## BEGIN

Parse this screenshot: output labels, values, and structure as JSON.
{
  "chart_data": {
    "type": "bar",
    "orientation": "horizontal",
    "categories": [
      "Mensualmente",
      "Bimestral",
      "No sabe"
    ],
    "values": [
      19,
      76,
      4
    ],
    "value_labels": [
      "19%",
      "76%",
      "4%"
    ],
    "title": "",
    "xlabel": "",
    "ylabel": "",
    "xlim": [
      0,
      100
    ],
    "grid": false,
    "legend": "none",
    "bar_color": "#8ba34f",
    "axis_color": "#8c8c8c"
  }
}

## END
## BEGIN

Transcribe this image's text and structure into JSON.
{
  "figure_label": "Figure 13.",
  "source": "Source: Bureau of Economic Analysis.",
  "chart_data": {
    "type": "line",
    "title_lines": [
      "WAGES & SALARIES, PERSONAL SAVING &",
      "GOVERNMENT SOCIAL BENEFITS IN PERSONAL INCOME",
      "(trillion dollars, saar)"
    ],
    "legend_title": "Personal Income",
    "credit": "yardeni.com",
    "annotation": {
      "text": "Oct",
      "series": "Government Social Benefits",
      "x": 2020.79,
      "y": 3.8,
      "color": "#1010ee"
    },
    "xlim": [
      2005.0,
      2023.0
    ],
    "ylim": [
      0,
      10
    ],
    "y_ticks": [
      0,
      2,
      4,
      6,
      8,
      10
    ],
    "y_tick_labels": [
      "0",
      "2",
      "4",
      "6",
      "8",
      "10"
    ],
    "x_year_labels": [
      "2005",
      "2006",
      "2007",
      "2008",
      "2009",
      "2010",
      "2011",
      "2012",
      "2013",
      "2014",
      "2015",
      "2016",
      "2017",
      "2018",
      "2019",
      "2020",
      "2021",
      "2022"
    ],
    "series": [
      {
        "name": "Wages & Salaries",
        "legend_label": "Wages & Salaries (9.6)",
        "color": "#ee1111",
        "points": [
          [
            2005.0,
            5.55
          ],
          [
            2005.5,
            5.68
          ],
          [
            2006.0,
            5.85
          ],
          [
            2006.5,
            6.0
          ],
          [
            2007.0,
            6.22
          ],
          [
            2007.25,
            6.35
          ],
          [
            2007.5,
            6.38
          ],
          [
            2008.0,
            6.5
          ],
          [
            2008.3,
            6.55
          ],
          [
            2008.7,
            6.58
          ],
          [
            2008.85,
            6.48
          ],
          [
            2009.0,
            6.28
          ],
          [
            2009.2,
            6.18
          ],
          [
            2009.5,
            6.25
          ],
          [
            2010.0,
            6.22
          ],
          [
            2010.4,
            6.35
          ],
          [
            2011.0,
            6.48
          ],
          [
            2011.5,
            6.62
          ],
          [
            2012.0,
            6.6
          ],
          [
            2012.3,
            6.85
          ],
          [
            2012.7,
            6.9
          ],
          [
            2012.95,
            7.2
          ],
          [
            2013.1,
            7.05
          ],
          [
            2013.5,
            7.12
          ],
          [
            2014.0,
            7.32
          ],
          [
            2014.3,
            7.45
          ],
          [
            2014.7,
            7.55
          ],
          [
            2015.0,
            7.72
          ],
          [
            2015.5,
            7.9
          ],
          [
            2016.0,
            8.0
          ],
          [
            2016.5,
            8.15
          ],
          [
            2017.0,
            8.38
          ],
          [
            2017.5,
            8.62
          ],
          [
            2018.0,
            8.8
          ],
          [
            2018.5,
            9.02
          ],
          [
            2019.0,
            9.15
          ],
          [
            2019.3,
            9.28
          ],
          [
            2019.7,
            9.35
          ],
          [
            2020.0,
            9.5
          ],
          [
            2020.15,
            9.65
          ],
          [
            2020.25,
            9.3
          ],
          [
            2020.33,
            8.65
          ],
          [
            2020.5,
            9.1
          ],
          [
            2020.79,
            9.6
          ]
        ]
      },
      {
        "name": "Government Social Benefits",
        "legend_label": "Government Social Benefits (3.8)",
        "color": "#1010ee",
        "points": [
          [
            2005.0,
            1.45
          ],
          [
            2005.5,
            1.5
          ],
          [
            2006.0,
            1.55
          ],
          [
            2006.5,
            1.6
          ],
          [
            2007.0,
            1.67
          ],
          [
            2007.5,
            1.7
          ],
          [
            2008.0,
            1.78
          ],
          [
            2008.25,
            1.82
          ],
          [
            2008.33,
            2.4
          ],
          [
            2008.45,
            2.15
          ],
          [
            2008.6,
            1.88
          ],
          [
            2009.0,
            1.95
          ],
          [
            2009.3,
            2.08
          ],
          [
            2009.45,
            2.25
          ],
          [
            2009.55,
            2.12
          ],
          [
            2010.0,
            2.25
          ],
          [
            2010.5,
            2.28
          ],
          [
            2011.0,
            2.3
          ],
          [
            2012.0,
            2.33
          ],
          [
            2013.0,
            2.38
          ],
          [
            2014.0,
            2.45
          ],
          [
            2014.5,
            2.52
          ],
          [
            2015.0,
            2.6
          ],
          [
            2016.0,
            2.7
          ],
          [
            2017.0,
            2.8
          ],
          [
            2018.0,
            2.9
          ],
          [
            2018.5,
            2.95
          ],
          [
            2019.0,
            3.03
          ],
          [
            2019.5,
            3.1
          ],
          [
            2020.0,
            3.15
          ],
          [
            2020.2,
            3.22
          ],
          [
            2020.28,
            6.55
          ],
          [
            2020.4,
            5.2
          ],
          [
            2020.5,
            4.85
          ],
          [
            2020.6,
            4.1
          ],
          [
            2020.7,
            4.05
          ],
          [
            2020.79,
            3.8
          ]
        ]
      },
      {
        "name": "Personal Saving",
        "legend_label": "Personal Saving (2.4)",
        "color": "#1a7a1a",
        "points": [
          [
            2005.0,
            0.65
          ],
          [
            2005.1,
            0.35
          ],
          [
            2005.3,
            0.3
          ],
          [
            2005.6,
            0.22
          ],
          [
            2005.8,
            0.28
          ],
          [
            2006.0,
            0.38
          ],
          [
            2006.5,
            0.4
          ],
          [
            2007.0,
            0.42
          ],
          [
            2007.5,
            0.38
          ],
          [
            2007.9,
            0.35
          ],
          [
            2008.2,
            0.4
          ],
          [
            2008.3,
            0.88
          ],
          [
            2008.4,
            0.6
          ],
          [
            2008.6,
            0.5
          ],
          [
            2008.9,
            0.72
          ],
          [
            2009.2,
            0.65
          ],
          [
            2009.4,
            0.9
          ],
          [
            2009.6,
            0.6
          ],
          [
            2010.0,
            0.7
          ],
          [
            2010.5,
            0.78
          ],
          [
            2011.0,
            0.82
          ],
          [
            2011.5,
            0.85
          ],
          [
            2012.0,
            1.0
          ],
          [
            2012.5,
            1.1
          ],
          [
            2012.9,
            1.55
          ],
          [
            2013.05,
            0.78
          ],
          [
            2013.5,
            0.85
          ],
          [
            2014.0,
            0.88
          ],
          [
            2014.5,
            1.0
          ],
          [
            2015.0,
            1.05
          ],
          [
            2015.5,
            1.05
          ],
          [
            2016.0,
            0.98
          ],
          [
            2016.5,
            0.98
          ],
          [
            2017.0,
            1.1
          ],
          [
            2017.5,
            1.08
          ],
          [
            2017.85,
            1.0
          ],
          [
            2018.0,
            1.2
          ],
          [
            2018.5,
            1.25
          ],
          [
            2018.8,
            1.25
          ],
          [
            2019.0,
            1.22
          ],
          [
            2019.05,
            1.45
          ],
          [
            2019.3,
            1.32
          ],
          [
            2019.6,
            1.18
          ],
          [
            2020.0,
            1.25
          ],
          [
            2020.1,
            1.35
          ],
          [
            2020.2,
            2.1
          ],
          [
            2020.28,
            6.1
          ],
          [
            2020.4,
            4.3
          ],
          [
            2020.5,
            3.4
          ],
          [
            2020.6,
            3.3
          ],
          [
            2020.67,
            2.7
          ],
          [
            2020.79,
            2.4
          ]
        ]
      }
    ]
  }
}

## END
## BEGIN

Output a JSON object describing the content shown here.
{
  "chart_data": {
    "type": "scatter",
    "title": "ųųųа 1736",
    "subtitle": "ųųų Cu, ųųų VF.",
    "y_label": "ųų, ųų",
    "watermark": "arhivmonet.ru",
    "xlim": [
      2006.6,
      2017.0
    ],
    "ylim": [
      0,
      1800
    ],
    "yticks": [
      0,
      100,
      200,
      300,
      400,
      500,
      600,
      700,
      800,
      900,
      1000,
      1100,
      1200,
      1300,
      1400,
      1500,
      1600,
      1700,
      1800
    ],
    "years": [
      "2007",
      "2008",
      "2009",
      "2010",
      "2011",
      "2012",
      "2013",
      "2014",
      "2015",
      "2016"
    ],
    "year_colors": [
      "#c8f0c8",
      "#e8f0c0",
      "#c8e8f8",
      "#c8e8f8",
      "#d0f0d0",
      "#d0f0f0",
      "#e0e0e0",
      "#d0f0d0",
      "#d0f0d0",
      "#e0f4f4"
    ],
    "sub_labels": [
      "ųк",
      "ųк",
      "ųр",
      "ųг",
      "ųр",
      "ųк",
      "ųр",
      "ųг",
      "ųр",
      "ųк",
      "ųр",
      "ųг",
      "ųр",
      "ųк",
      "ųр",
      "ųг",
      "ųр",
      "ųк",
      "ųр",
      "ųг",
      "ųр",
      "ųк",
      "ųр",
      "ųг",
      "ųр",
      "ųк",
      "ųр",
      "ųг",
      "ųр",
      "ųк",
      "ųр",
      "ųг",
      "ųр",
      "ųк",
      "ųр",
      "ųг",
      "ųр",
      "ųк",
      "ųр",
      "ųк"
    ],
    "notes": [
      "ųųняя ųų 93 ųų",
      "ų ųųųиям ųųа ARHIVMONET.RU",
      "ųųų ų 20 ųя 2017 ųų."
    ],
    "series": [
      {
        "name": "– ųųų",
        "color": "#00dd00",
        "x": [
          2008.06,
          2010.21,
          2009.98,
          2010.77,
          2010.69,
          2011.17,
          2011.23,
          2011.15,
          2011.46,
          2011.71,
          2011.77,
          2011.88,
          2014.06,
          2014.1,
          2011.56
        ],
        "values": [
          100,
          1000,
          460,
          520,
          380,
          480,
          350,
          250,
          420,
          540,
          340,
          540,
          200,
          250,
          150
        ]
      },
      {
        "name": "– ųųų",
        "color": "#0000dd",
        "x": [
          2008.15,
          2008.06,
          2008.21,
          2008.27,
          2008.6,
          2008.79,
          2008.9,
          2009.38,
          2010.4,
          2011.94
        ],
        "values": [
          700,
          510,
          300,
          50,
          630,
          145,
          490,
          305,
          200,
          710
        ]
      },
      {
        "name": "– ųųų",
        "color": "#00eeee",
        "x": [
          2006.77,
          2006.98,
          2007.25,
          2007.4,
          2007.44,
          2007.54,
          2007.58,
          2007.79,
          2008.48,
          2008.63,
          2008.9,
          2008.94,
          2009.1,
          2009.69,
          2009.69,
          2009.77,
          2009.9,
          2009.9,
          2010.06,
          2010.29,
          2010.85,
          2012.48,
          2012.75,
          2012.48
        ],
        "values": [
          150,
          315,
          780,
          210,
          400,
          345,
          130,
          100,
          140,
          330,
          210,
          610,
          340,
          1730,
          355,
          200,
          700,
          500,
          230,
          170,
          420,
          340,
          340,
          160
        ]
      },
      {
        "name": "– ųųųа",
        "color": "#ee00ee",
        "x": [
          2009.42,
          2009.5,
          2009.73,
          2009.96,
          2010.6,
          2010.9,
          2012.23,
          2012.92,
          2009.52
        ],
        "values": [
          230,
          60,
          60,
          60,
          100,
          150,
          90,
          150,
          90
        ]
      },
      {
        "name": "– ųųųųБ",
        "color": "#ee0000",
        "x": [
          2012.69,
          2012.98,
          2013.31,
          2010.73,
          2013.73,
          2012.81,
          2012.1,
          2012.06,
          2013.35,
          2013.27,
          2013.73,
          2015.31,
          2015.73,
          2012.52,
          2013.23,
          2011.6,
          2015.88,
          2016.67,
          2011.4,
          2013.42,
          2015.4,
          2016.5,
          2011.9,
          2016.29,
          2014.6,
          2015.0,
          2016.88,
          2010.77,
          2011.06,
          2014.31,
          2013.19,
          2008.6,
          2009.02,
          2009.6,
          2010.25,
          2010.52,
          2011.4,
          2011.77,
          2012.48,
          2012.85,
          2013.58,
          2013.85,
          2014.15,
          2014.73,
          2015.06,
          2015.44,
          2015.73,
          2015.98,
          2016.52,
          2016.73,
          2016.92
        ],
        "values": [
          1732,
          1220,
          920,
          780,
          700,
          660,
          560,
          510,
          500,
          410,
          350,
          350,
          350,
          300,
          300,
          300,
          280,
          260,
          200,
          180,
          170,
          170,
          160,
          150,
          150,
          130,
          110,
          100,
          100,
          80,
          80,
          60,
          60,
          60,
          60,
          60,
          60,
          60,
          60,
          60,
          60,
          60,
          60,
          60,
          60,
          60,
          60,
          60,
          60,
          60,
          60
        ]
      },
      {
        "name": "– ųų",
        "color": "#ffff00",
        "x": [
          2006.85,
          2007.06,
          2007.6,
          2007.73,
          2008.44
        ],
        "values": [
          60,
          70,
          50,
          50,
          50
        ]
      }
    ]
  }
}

## END

Using the records above, copy every line that has the word "structure" in it.

* Response to this task:
Parse this screenshot: output labels, values, and structure as JSON.
Transcribe this image's text and structure into JSON.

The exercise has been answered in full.